#### [Entries with figure data]
┌────────

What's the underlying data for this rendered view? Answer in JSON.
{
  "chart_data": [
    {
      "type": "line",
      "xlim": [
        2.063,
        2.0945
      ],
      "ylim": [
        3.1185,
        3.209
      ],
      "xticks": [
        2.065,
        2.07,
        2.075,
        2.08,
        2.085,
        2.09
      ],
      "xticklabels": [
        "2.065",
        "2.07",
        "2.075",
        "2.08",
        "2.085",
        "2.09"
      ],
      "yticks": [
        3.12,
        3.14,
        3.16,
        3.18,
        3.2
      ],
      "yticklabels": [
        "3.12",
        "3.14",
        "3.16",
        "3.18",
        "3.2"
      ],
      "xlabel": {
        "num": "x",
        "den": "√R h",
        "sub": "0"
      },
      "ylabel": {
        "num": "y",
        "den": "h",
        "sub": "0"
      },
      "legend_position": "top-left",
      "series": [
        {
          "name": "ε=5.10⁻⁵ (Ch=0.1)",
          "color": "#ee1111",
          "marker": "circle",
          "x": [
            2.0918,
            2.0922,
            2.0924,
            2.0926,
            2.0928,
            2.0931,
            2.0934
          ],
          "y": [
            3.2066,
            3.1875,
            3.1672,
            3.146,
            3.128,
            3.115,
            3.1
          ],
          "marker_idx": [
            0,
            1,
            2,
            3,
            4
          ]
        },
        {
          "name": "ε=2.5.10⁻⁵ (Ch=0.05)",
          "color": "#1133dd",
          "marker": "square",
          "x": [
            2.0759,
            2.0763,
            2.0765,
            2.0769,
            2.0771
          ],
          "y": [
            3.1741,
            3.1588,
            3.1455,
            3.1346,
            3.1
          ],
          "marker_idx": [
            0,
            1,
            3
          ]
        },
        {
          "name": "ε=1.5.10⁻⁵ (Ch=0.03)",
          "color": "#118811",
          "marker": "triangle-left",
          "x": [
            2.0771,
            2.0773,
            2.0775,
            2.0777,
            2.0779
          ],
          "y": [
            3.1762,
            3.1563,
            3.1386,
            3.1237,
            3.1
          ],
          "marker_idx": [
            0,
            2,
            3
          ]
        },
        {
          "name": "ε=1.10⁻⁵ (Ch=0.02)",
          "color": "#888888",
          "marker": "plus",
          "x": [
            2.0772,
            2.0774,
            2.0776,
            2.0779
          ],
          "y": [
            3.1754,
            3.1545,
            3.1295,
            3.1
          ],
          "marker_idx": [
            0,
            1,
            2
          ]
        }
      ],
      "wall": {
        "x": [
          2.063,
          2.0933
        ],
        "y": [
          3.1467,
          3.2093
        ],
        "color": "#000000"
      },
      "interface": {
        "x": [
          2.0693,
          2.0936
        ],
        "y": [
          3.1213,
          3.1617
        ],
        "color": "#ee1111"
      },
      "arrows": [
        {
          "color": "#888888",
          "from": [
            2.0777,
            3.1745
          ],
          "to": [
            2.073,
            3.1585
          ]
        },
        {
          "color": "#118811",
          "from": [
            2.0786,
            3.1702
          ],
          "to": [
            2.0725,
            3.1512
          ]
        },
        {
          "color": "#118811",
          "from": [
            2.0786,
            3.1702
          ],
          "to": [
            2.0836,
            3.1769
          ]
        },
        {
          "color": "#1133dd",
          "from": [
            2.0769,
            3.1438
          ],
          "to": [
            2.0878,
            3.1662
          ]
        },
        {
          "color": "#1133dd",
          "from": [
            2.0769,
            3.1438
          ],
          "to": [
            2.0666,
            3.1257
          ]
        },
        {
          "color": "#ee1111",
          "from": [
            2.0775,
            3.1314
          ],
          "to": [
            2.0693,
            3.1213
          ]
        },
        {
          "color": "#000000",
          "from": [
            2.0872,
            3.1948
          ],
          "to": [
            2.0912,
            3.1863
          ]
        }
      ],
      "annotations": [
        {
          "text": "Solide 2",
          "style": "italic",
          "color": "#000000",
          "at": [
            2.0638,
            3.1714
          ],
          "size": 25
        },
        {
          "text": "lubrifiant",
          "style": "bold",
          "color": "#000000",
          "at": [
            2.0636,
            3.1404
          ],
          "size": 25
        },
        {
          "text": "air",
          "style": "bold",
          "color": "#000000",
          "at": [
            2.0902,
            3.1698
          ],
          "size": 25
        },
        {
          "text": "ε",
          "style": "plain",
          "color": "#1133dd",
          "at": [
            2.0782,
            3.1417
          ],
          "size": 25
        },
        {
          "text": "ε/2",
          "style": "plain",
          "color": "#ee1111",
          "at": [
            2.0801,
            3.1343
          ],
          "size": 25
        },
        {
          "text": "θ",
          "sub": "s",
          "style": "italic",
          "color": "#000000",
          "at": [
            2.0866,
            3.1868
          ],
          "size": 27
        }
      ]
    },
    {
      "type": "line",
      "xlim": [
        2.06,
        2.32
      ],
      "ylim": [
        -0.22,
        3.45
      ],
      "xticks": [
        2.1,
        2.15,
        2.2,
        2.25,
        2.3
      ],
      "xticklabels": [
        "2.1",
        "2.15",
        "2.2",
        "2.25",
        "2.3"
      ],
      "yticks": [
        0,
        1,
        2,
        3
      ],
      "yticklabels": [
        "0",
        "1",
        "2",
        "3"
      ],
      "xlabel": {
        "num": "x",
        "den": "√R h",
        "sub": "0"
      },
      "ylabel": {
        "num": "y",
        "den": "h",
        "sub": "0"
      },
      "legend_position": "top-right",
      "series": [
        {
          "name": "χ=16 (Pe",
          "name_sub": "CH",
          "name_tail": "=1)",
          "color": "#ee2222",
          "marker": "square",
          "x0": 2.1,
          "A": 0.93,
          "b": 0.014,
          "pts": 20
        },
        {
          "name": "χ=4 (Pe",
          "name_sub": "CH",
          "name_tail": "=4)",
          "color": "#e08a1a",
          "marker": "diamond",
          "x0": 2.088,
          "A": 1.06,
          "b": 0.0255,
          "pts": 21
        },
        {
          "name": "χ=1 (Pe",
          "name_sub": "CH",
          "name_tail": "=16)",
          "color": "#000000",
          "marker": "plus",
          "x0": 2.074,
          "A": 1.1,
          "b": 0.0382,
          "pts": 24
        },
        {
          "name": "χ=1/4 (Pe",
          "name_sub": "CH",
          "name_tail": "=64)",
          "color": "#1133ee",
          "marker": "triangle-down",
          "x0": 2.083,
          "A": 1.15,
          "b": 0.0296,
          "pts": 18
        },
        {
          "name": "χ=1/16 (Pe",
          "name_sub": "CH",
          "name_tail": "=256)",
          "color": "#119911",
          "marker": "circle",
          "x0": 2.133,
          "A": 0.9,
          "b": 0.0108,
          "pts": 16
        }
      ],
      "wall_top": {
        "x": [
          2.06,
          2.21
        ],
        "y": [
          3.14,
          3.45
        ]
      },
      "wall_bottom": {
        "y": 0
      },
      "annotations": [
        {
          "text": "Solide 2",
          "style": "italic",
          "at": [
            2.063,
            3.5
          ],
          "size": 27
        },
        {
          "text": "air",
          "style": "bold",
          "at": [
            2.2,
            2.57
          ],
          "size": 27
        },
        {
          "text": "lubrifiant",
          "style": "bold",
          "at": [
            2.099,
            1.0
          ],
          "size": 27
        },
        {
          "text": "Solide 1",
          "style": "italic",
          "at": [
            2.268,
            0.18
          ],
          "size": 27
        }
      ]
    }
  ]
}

└────────

#### [Stated task]
The data above must be returned in full, exactly as written.

#### [Complete response]
What's the underlying data for this rendered view? Answer in JSON.
{
  "chart_data": [
    {
      "type": "line",
      "xlim": [
        2.063,
        2.0945
      ],
      "ylim": [
        3.1185,
        3.209
      ],
      "xticks": [
        2.065,
        2.07,
        2.075,
        2.08,
        2.085,
        2.09
      ],
      "xticklabels": [
        "2.065",
        "2.07",
        "2.075",
        "2.08",
        "2.085",
        "2.09"
      ],
      "yticks": [
        3.12,
        3.14,
        3.16,
        3.18,
        3.2
      ],
      "yticklabels": [
        "3.12",
        "3.14",
        "3.16",
        "3.18",
        "3.2"
      ],
      "xlabel": {
        "num": "x",
        "den": "√R h",
        "sub": "0"
      },
      "ylabel": {
        "num": "y",
        "den": "h",
        "sub": "0"
      },
      "legend_position": "top-left",
      "series": [
        {
          "name": "ε=5.10⁻⁵ (Ch=0.1)",
          "color": "#ee1111",
          "marker": "circle",
          "x": [
            2.0918,
            2.0922,
            2.0924,
            2.0926,
            2.0928,
            2.0931,
            2.0934
          ],
          "y": [
            3.2066,
            3.1875,
            3.1672,
            3.146,
            3.128,
            3.115,
            3.1
          ],
          "marker_idx": [
            0,
            1,
            2,
            3,
            4
          ]
        },
        {
          "name": "ε=2.5.10⁻⁵ (Ch=0.05)",
          "color": "#1133dd",
          "marker": "square",
          "x": [
            2.0759,
            2.0763,
            2.0765,
            2.0769,
            2.0771
          ],
          "y": [
            3.1741,
            3.1588,
            3.1455,
            3.1346,
            3.1
          ],
          "marker_idx": [
            0,
            1,
            3
          ]
        },
        {
          "name": "ε=1.5.10⁻⁵ (Ch=0.03)",
          "color": "#118811",
          "marker": "triangle-left",
          "x": [
            2.0771,
            2.0773,
            2.0775,
            2.0777,
            2.0779
          ],
          "y": [
            3.1762,
            3.1563,
            3.1386,
            3.1237,
            3.1
          ],
          "marker_idx": [
            0,
            2,
            3
          ]
        },
        {
          "name": "ε=1.10⁻⁵ (Ch=0.02)",
          "color": "#888888",
          "marker": "plus",
          "x": [
            2.0772,
            2.0774,
            2.0776,
            2.0779
          ],
          "y": [
            3.1754,
            3.1545,
            3.1295,
            3.1
          ],
          "marker_idx": [
            0,
            1,
            2
          ]
        }
      ],
      "wall": {
        "x": [
          2.063,
          2.0933
        ],
        "y": [
          3.1467,
          3.2093
        ],
        "color": "#000000"
      },
      "interface": {
        "x": [
          2.0693,
          2.0936
        ],
        "y": [
          3.1213,
          3.1617
        ],
        "color": "#ee1111"
      },
      "arrows": [
        {
          "color": "#888888",
          "from": [
            2.0777,
            3.1745
          ],
          "to": [
            2.073,
            3.1585
          ]
        },
        {
          "color": "#118811",
          "from": [
            2.0786,
            3.1702
          ],
          "to": [
            2.0725,
            3.1512
          ]
        },
        {
          "color": "#118811",
          "from": [
            2.0786,
            3.1702
          ],
          "to": [
            2.0836,
            3.1769
          ]
        },
        {
          "color": "#1133dd",
          "from": [
            2.0769,
            3.1438
          ],
          "to": [
            2.0878,
            3.1662
          ]
        },
        {
          "color": "#1133dd",
          "from": [
            2.0769,
            3.1438
          ],
          "to": [
            2.0666,
            3.1257
          ]
        },
        {
          "color": "#ee1111",
          "from": [
            2.0775,
            3.1314
          ],
          "to": [
            2.0693,
            3.1213
          ]
        },
        {
          "color": "#000000",
          "from": [
            2.0872,
            3.1948
          ],
          "to": [
            2.0912,
            3.1863
          ]
        }
      ],
      "annotations": [
        {
          "text": "Solide 2",
          "style": "italic",
          "color": "#000000",
          "at": [
            2.0638,
            3.1714
          ],
          "size": 25
        },
        {
          "text": "lubrifiant",
          "style": "bold",
          "color": "#000000",
          "at": [
            2.0636,
            3.1404
          ],
          "size": 25
        },
        {
          "text": "air",
          "style": "bold",
          "color": "#000000",
          "at": [
            2.0902,
            3.1698
          ],
          "size": 25
        },
        {
          "text": "ε",
          "style": "plain",
          "color": "#1133dd",
          "at": [
            2.0782,
            3.1417
          ],
          "size": 25
        },
        {
          "text": "ε/2",
          "style": "plain",
          "color": "#ee1111",
          "at": [
            2.0801,
            3.1343
          ],
          "size": 25
        },
        {
          "text": "θ",
          "sub": "s",
          "style": "italic",
          "color": "#000000",
          "at": [
            2.0866,
            3.1868
          ],
          "size": 27
        }
      ]
    },
    {
      "type": "line",
      "xlim": [
        2.06,
        2.32
      ],
      "ylim": [
        -0.22,
        3.45
      ],
      "xticks": [
        2.1,
        2.15,
        2.2,
        2.25,
        2.3
      ],
      "xticklabels": [
        "2.1",
        "2.15",
        "2.2",
        "2.25",
        "2.3"
      ],
      "yticks": [
        0,
        1,
        2,
        3
      ],
      "yticklabels": [
        "0",
        "1",
        "2",
        "3"
      ],
      "xlabel": {
        "num": "x",
        "den": "√R h",
        "sub": "0"
      },
      "ylabel": {
        "num": "y",
        "den": "h",
        "sub": "0"
      },
      "legend_position": "top-right",
      "series": [
        {
          "name": "χ=16 (Pe",
          "name_sub": "CH",
          "name_tail": "=1)",
          "color": "#ee2222",
          "marker": "square",
          "x0": 2.1,
          "A": 0.93,
          "b": 0.014,
          "pts": 20
        },
        {
          "name": "χ=4 (Pe",
          "name_sub": "CH",
          "name_tail": "=4)",
          "color": "#e08a1a",
          "marker": "diamond",
          "x0": 2.088,
          "A": 1.06,
          "b": 0.0255,
          "pts": 21
        },
        {
          "name": "χ=1 (Pe",
          "name_sub": "CH",
          "name_tail": "=16)",
          "color": "#000000",
          "marker": "plus",
          "x0": 2.074,
          "A": 1.1,
          "b": 0.0382,
          "pts": 24
        },
        {
          "name": "χ=1/4 (Pe",
          "name_sub": "CH",
          "name_tail": "=64)",
          "color": "#1133ee",
          "marker": "triangle-down",
          "x0": 2.083,
          "A": 1.15,
          "b": 0.0296,
          "pts": 18
        },
        {
          "name": "χ=1/16 (Pe",
          "name_sub": "CH",
          "name_tail": "=256)",
          "color": "#119911",
          "marker": "circle",
          "x0": 2.133,
          "A": 0.9,
          "b": 0.0108,
          "pts": 16
        }
      ],
      "wall_top": {
        "x": [
          2.06,
          2.21
        ],
        "y": [
          3.14,
          3.45
        ]
      },
      "wall_bottom": {
        "y": 0
      },
      "annotations": [
        {
          "text": "Solide 2",
          "style": "italic",
          "at": [
            2.063,
            3.5
          ],
          "size": 27
        },
        {
          "text": "air",
          "style": "bold",
          "at": [
            2.2,
            2.57
          ],
          "size": 27
        },
        {
          "text": "lubrifiant",
          "style": "bold",
          "at": [
            2.099,
            1.0
          ],
          "size": 27
        },
        {
          "text": "Solide 1",
          "style": "italic",
          "at": [
            2.268,
            0.18
          ],
          "size": 27
        }
      ]
    }
  ]
}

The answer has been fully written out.